* Start Entries provided *
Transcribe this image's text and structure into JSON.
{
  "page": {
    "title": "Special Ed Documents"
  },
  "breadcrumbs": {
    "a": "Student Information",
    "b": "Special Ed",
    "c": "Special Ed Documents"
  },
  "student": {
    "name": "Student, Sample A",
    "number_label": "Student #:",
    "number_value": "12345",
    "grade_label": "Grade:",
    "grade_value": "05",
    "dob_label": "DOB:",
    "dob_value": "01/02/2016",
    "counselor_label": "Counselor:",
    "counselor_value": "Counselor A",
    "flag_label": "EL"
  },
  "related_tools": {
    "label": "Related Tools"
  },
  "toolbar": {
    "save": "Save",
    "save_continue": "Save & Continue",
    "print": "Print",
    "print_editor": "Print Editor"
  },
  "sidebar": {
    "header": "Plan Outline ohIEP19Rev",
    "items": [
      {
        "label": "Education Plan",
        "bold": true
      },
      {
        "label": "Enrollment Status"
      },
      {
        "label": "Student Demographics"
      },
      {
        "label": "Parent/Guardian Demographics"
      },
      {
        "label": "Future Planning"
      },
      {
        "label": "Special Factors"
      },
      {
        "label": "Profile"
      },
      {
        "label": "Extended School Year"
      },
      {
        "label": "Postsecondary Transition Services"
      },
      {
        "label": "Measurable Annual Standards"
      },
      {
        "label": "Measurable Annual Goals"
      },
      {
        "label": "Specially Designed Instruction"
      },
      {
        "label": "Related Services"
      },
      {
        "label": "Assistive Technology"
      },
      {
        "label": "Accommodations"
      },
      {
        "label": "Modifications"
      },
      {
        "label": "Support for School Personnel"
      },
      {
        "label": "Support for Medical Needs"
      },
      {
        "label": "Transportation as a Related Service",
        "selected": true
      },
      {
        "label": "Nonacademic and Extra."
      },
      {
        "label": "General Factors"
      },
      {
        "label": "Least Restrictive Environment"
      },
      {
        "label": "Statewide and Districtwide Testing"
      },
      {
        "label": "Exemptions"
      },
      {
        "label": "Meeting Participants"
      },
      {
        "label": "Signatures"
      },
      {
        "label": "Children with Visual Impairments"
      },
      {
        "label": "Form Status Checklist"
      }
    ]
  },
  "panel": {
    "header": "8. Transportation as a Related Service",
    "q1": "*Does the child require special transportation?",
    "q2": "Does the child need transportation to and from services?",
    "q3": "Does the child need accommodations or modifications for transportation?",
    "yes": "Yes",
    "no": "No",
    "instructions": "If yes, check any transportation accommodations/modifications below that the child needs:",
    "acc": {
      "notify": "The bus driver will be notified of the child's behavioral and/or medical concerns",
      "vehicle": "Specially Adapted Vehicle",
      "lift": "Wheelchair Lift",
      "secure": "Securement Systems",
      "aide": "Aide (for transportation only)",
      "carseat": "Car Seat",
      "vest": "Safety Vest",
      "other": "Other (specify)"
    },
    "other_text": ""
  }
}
* End Entries provided *
Transcribe the material above in its entirety. Match it exactly.

**The reply:**
Transcribe this image's text and structure into JSON.
{
  "page": {
    "title": "Special Ed Documents"
  },
  "breadcrumbs": {
    "a": "Student Information",
    "b": "Special Ed",
    "c": "Special Ed Documents"
  },
  "student": {
    "name": "Student, Sample A",
    "number_label": "Student #:",
    "number_value": "12345",
    "grade_label": "Grade:",
    "grade_value": "05",
    "dob_label": "DOB:",
    "dob_value": "01/02/2016",
    "counselor_label": "Counselor:",
    "counselor_value": "Counselor A",
    "flag_label": "EL"
  },
  "related_tools": {
    "label": "Related Tools"
  },
  "toolbar": {
    "save": "Save",
    "save_continue": "Save & Continue",
    "print": "Print",
    "print_editor": "Print Editor"
  },
  "sidebar": {
    "header": "Plan Outline ohIEP19Rev",
    "items": [
      {
        "label": "Education Plan",
        "bold": true
      },
      {
        "label": "Enrollment Status"
      },
      {
        "label": "Student Demographics"
      },
      {
        "label": "Parent/Guardian Demographics"
      },
      {
        "label": "Future Planning"
      },
      {
        "label": "Special Factors"
      },
      {
        "label": "Profile"
      },
      {
        "label": "Extended School Year"
      },
      {
        "label": "Postsecondary Transition Services"
      },
      {
        "label": "Measurable Annual Standards"
      },
      {
        "label": "Measurable Annual Goals"
      },
      {
        "label": "Specially Designed Instruction"
      },
      {
        "label": "Related Services"
      },
      {
        "label": "Assistive Technology"
      },
      {
        "label": "Accommodations"
      },
      {
        "label": "Modifications"
      },
      {
        "label": "Support for School Personnel"
      },
      {
        "label": "Support for Medical Needs"
      },
      {
        "label": "Transportation as a Related Service",
        "selected": true
      },
      {
        "label": "Nonacademic and Extra."
      },
      {
        "label": "General Factors"
      },
      {
        "label": "Least Restrictive Environment"
      },
      {
        "label": "Statewide and Districtwide Testing"
      },
      {
        "label": "Exemptions"
      },
      {
        "label": "Meeting Participants"
      },
      {
        "label": "Signatures"
      },
      {
        "label": "Children with Visual Impairments"
      },
      {
        "label": "Form Status Checklist"
      }
    ]
  },
  "panel": {
    "header": "8. Transportation as a Related Service",
    "q1": "*Does the child require special transportation?",
    "q2": "Does the child need transportation to and from services?",
    "q3": "Does the child need accommodations or modifications for transportation?",
    "yes": "Yes",
    "no": "No",
    "instructions": "If yes, check any transportation accommodations/modifications below that the child needs:",
    "acc": {
      "notify": "The bus driver will be notified of the child's behavioral and/or medical concerns",
      "vehicle": "Specially Adapted Vehicle",
      "lift": "Wheelchair Lift",
      "secure": "Securement Systems",
      "aide": "Aide (for transportation only)",
      "carseat": "Car Seat",
      "vest": "Safety Vest",
      "other": "Other (specify)"
    },
    "other_text": ""
  }
}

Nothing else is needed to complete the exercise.